▸ **Exercise requirements**
Collect each line containing "соотношение".

▸ **Supplied entries**
________________________

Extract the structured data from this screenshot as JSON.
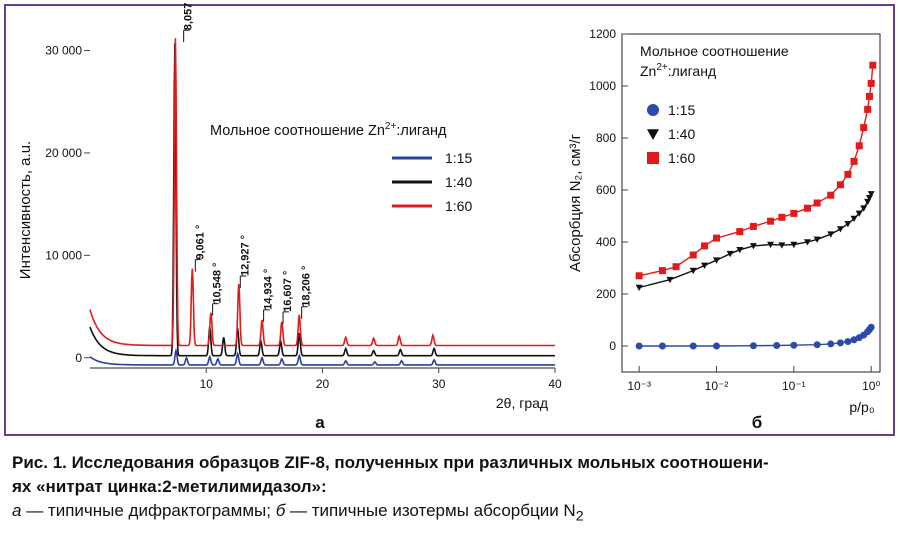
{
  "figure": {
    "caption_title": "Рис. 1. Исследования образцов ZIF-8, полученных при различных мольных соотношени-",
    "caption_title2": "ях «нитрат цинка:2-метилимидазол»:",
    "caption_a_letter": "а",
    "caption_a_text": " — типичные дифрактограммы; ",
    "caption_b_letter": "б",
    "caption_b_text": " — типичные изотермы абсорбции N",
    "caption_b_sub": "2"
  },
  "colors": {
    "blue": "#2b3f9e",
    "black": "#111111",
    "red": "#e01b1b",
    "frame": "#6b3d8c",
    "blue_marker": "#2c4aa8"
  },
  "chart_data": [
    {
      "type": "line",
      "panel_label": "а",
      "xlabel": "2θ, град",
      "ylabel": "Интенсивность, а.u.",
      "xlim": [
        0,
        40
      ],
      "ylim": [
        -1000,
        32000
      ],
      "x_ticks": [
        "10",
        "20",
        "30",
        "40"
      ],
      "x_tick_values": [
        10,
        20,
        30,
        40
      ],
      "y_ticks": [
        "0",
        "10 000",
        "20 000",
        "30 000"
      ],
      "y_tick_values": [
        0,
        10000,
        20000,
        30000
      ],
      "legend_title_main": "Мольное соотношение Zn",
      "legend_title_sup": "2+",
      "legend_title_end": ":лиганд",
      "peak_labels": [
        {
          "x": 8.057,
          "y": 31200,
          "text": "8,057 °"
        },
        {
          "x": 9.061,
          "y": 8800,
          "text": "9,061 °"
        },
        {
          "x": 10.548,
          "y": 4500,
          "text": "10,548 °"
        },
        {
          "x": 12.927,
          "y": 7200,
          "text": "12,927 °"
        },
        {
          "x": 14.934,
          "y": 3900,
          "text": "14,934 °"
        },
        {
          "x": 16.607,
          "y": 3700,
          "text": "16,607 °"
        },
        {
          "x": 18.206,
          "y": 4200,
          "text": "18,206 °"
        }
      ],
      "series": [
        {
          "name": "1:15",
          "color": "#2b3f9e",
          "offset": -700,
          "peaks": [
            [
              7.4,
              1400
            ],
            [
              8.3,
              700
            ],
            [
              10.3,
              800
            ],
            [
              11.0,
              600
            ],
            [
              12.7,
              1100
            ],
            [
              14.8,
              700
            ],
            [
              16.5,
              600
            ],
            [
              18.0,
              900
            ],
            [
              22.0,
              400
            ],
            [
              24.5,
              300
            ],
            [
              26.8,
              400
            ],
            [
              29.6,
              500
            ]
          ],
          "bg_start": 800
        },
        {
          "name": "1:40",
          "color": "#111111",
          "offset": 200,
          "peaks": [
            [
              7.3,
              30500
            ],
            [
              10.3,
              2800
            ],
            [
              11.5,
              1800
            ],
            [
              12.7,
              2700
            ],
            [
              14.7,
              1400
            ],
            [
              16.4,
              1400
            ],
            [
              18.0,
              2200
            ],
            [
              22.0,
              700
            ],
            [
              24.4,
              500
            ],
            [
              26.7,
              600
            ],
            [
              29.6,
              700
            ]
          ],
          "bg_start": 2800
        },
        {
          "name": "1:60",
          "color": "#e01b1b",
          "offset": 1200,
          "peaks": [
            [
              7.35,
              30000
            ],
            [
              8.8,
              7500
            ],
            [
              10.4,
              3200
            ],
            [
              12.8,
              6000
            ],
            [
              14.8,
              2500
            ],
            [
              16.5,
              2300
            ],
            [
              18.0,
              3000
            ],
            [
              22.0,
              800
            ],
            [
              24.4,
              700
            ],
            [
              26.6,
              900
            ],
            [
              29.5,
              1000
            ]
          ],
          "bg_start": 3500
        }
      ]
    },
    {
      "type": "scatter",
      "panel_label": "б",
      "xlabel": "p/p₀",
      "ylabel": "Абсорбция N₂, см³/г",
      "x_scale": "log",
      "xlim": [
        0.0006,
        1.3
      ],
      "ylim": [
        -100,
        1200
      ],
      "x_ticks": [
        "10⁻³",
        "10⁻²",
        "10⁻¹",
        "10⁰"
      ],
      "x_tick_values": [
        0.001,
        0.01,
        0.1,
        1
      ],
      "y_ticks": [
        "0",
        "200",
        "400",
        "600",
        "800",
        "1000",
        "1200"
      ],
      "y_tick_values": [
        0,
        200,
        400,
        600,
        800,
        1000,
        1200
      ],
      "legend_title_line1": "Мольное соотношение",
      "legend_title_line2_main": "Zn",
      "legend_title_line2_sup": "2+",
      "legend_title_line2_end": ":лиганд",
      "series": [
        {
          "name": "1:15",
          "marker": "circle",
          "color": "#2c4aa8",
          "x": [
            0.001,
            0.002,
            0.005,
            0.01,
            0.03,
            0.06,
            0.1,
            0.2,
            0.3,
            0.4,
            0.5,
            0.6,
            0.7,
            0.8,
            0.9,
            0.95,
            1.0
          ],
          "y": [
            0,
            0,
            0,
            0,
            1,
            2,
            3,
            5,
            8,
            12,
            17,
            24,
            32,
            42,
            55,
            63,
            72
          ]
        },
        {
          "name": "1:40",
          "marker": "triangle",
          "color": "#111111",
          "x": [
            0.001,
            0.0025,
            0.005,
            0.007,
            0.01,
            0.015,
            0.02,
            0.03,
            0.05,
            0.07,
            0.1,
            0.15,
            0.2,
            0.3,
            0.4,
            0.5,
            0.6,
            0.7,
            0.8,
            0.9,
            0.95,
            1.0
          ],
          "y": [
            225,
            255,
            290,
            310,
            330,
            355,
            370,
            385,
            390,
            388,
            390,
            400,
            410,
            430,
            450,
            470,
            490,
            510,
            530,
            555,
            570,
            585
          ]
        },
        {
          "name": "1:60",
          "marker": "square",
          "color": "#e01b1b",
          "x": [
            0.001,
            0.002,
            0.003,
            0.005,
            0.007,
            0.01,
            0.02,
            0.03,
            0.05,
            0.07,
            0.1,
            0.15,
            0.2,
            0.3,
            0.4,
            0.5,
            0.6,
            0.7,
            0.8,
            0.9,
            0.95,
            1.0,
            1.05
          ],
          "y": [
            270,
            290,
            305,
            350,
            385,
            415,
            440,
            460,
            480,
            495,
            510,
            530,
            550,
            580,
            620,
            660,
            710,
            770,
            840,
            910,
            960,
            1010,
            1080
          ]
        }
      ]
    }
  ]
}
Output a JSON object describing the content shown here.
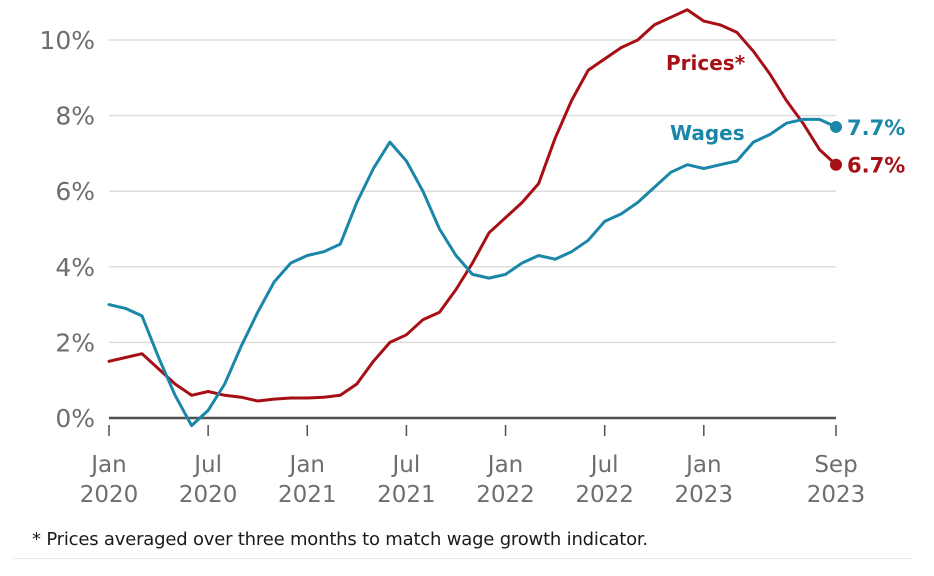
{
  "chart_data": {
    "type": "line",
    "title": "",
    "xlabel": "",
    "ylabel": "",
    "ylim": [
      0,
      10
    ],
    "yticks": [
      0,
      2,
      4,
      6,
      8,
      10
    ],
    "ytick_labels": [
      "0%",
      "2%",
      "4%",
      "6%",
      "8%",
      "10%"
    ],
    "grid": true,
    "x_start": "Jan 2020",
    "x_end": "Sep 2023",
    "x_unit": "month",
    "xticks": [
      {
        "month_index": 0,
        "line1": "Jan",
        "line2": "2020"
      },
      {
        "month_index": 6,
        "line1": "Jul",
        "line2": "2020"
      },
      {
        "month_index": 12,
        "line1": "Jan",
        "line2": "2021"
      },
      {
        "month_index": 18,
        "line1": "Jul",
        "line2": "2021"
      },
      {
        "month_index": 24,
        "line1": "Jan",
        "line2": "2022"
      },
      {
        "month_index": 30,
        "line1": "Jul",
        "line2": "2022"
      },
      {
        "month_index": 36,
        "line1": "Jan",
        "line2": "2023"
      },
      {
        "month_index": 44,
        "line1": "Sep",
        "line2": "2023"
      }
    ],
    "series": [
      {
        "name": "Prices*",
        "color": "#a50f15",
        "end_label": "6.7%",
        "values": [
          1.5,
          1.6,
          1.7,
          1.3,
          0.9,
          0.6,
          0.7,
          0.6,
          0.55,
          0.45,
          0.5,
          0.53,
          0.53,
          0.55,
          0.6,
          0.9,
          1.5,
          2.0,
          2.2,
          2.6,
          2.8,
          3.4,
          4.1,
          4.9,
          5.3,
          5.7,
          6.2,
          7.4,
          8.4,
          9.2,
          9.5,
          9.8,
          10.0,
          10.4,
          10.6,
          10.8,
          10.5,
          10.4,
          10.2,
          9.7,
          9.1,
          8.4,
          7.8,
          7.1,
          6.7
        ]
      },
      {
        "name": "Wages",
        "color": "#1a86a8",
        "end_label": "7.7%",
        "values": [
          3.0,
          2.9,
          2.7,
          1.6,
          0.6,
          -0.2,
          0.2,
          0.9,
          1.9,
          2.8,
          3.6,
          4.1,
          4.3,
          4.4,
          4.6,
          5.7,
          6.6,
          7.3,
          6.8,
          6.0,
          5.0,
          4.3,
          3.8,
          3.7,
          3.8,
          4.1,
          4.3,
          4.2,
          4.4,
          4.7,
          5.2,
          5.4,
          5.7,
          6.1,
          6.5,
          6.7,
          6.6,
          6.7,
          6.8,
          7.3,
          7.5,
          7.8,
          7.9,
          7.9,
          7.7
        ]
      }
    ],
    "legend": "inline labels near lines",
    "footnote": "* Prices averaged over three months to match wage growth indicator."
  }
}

________________________

▸ **Reply to the exercise**
      "legend_title_main": "Мольное соотношение Zn",
      "legend_title_line1": "Мольное соотношение",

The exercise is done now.